Search the listing below for "White". Copy each matching line.

-- START Task inputs --

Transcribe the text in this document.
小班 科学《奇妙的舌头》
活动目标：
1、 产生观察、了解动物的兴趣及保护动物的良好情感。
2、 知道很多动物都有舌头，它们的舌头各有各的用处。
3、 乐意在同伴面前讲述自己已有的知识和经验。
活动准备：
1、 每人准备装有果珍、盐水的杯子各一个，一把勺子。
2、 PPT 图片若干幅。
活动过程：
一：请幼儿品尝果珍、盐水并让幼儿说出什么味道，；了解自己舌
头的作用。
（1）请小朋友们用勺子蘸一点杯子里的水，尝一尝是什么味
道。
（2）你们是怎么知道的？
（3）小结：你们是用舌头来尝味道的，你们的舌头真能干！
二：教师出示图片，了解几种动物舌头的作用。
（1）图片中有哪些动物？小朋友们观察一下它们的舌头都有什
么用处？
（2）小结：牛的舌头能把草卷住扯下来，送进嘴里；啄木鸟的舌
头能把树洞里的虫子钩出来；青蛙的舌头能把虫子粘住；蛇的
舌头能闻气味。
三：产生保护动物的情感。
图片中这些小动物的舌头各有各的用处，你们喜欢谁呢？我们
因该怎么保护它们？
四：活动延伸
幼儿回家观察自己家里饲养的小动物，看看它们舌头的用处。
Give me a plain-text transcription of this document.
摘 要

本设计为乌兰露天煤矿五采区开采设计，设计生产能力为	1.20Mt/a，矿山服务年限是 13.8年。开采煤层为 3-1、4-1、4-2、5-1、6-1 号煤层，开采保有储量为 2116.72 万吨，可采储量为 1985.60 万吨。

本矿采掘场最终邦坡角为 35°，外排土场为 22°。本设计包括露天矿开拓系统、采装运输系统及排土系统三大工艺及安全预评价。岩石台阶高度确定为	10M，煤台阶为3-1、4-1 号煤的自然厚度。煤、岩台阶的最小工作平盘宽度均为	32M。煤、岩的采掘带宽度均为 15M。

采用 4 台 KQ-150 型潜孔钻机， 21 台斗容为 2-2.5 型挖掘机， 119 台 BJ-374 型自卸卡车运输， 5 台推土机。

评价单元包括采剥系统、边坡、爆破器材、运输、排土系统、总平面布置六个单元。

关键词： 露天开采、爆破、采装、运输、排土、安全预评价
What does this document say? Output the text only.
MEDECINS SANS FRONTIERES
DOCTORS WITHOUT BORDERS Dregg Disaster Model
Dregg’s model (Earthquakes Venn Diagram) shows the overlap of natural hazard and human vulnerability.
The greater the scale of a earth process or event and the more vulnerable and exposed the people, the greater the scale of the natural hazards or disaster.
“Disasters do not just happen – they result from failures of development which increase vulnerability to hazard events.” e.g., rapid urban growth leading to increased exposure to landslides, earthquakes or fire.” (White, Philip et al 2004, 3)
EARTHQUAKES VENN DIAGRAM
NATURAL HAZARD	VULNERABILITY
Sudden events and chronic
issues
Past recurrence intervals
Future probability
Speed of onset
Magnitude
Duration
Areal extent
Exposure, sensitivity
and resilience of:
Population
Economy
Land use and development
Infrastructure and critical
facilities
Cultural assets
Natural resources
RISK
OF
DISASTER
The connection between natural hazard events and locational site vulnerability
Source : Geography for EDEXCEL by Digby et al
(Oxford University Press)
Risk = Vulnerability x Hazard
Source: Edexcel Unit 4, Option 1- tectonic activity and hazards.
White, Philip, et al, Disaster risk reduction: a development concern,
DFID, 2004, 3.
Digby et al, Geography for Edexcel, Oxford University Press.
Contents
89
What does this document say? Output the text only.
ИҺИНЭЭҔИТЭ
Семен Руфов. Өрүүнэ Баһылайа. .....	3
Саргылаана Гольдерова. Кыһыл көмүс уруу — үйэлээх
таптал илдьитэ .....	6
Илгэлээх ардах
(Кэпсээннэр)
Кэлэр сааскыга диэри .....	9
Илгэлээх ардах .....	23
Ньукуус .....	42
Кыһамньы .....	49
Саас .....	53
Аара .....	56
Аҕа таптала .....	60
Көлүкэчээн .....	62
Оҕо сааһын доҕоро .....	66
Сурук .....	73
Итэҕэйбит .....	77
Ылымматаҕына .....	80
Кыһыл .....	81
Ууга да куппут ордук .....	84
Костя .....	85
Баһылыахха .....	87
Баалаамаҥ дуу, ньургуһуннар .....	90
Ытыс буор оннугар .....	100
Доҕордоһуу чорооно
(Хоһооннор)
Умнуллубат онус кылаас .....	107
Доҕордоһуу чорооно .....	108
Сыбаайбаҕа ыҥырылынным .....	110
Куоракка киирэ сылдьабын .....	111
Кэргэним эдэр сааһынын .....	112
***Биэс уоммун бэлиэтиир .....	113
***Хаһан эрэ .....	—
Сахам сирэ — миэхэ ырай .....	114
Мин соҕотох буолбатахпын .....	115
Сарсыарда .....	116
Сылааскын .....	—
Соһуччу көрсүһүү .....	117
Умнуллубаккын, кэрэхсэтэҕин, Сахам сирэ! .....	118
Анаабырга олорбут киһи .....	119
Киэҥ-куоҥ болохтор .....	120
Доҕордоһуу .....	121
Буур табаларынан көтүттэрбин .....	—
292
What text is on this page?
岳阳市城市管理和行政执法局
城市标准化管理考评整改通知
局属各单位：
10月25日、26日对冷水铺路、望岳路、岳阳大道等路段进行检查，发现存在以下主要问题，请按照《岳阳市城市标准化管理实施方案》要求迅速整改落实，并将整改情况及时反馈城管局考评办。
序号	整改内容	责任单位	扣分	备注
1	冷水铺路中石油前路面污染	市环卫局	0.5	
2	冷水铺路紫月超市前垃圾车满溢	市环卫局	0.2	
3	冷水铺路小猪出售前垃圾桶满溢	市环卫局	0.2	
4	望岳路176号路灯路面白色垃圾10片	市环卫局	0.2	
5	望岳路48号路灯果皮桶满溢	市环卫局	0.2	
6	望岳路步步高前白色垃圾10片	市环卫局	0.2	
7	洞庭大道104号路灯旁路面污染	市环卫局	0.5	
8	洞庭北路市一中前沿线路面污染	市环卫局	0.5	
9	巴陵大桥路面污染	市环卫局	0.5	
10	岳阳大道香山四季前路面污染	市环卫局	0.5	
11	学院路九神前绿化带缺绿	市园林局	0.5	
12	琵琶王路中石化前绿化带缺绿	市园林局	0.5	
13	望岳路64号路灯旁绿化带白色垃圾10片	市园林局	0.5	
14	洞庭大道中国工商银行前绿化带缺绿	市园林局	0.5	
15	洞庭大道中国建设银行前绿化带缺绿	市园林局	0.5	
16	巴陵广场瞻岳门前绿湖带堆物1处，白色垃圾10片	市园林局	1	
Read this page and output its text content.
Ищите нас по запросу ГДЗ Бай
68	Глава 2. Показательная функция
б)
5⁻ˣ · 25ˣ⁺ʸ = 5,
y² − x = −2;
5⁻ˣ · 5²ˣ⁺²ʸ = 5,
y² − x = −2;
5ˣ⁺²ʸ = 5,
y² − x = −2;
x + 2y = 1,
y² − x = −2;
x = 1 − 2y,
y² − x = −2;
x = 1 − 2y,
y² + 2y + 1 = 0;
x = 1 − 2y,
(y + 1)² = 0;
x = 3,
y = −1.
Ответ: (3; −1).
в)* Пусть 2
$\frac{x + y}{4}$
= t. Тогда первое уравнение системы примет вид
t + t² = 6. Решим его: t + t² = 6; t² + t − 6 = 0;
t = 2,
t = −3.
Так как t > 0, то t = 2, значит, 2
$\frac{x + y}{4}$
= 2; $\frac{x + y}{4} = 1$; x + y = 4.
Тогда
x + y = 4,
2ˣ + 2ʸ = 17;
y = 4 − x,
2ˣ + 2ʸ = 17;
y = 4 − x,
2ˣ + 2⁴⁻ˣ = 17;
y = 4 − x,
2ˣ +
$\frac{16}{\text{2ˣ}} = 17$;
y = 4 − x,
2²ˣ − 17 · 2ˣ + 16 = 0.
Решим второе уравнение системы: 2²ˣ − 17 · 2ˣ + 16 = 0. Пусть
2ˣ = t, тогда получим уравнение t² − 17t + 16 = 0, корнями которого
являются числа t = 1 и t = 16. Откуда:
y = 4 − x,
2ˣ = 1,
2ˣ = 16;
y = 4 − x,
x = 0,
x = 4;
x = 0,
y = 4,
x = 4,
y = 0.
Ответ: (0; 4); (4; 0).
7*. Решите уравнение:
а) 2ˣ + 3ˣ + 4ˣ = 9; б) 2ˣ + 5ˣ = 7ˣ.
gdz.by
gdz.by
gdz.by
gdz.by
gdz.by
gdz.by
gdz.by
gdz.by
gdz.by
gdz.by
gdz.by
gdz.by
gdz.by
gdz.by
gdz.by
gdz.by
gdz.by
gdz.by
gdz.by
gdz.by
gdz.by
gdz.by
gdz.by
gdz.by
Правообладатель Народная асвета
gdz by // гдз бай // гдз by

-- END Task inputs --

### Task result
“Disasters do not just happen – they result from failures of development which increase vulnerability to hazard events.” e.g., rapid urban growth leading to increased exposure to landslides, earthquakes or fire.” (White, Philip et al 2004, 3)
White, Philip, et al, Disaster risk reduction: a development concern,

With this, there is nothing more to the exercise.